# Dataset rows start

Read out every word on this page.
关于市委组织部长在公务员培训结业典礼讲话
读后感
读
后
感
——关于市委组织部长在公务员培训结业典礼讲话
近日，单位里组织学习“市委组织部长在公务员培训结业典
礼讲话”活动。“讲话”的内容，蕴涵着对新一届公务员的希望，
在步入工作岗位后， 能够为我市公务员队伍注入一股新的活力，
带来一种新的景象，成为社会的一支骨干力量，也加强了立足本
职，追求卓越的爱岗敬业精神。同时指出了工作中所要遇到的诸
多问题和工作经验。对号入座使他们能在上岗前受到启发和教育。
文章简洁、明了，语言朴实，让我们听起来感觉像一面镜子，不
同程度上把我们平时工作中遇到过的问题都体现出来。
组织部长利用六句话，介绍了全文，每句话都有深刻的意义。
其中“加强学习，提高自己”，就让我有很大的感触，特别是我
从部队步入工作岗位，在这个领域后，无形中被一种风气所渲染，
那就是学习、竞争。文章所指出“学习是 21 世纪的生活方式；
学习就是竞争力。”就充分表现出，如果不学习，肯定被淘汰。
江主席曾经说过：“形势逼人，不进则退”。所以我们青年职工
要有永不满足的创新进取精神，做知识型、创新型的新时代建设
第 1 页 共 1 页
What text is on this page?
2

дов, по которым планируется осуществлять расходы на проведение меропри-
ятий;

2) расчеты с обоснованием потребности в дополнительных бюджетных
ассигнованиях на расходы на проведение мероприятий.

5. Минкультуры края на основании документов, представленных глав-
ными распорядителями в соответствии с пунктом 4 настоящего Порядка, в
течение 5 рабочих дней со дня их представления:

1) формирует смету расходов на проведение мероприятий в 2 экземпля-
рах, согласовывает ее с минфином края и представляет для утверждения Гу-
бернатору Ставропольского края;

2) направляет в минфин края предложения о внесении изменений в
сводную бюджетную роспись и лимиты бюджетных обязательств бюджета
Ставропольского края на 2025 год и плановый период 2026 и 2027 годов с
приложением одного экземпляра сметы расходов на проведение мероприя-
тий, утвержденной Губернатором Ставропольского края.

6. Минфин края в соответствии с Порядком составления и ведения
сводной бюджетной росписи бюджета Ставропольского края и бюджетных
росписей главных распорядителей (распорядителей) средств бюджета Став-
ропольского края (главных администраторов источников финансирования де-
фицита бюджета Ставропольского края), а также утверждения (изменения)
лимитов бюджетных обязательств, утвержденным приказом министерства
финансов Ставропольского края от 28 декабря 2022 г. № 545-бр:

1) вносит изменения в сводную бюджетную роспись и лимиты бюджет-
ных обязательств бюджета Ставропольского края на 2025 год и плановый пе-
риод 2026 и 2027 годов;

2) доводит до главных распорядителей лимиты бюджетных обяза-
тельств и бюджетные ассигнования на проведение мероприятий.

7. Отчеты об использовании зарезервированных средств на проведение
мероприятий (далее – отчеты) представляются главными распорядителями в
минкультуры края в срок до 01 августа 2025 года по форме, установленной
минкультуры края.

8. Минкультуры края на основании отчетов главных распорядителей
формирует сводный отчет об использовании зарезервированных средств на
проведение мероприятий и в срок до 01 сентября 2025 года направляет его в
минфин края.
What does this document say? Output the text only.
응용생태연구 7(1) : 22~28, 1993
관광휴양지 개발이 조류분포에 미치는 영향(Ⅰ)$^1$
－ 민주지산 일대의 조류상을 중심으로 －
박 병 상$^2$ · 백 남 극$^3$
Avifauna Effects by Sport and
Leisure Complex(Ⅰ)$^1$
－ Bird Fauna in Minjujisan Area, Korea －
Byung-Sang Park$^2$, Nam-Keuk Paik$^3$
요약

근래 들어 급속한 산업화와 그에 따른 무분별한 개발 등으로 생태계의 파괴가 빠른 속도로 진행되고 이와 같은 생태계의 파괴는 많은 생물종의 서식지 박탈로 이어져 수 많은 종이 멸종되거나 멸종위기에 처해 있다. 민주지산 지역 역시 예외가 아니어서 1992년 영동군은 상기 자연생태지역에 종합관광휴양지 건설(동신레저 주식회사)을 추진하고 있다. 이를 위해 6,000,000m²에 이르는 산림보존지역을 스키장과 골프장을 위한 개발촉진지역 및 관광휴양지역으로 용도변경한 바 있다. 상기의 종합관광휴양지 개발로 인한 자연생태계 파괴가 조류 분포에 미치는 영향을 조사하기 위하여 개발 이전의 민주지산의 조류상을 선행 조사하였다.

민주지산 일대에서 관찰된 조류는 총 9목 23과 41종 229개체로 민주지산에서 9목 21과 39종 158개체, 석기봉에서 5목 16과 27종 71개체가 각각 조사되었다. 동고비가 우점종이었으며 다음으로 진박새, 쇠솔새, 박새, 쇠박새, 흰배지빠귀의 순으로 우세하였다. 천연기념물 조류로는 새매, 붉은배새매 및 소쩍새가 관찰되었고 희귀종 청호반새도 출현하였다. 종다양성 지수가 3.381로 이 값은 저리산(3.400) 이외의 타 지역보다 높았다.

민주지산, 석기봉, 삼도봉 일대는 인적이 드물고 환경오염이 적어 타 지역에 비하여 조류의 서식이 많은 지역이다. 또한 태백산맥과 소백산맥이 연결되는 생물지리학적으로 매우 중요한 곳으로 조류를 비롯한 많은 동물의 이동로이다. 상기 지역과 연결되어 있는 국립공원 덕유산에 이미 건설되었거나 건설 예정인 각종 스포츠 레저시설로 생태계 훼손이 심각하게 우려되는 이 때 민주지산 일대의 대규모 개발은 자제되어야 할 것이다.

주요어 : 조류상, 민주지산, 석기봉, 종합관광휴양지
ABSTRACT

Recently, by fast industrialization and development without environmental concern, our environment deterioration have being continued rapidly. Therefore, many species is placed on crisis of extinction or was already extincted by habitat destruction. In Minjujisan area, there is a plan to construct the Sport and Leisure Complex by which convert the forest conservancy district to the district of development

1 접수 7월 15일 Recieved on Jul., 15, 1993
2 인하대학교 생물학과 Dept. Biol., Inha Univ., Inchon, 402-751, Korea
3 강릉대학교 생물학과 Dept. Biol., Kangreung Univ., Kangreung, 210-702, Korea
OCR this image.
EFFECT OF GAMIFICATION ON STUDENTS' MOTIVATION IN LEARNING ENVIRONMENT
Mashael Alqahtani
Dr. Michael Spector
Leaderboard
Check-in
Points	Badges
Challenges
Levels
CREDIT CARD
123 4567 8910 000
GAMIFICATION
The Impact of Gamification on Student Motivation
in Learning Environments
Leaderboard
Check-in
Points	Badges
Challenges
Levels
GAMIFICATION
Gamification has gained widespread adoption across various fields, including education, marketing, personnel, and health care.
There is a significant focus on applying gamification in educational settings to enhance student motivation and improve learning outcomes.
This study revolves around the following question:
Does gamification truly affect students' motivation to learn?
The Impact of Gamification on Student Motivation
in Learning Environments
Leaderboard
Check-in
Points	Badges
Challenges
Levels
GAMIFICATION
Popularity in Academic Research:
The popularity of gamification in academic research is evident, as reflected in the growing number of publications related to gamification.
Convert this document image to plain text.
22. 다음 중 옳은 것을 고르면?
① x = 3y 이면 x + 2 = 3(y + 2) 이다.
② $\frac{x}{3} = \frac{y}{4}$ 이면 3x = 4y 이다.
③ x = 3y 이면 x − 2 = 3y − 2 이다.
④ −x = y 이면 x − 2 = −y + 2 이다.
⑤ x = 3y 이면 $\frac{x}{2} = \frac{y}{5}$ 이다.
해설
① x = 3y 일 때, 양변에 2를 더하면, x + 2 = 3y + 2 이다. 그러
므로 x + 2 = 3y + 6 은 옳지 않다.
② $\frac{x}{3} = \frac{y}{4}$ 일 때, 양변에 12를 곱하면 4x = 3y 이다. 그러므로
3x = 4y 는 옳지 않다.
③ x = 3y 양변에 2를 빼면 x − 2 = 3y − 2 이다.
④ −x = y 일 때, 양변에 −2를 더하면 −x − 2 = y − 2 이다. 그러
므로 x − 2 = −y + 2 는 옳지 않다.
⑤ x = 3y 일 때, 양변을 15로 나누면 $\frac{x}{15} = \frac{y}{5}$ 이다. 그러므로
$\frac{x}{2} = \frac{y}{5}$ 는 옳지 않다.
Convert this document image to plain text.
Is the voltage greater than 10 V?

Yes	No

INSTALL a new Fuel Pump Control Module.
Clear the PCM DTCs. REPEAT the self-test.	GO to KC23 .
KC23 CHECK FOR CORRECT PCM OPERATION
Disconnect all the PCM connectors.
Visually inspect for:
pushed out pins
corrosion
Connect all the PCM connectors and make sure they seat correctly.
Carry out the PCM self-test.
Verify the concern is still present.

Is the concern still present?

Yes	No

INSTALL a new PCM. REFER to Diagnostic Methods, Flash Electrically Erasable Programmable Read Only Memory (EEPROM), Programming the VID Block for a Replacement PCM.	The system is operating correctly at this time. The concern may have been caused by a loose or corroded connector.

# Dataset rows end

_Given task_. Whenever "плановый" turns up in a line, pick that line out.

_Result for this task_.
Ставропольского края на 2025 год и плановый период 2026 и 2027 годов с
ных обязательств бюджета Ставропольского края на 2025 год и плановый пе-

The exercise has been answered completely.